What the task requires>
Your task is to restate the data word for word.
═══ Listing ═══
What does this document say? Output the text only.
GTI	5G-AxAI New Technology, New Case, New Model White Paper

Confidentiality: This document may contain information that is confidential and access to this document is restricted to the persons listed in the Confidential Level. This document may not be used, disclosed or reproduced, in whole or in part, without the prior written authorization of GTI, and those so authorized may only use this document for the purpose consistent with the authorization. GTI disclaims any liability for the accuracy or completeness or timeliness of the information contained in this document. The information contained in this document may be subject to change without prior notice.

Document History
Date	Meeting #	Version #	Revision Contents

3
═══
Correct response>
What does this document say? Output the text only.
GTI	5G-AxAI New Technology, New Case, New Model White Paper

Confidentiality: This document may contain information that is confidential and access to this document is restricted to the persons listed in the Confidential Level. This document may not be used, disclosed or reproduced, in whole or in part, without the prior written authorization of GTI, and those so authorized may only use this document for the purpose consistent with the authorization. GTI disclaims any liability for the accuracy or completeness or timeliness of the information contained in this document. The information contained in this document may be subject to change without prior notice.

Document History
Date	Meeting #	Version #	Revision Contents

3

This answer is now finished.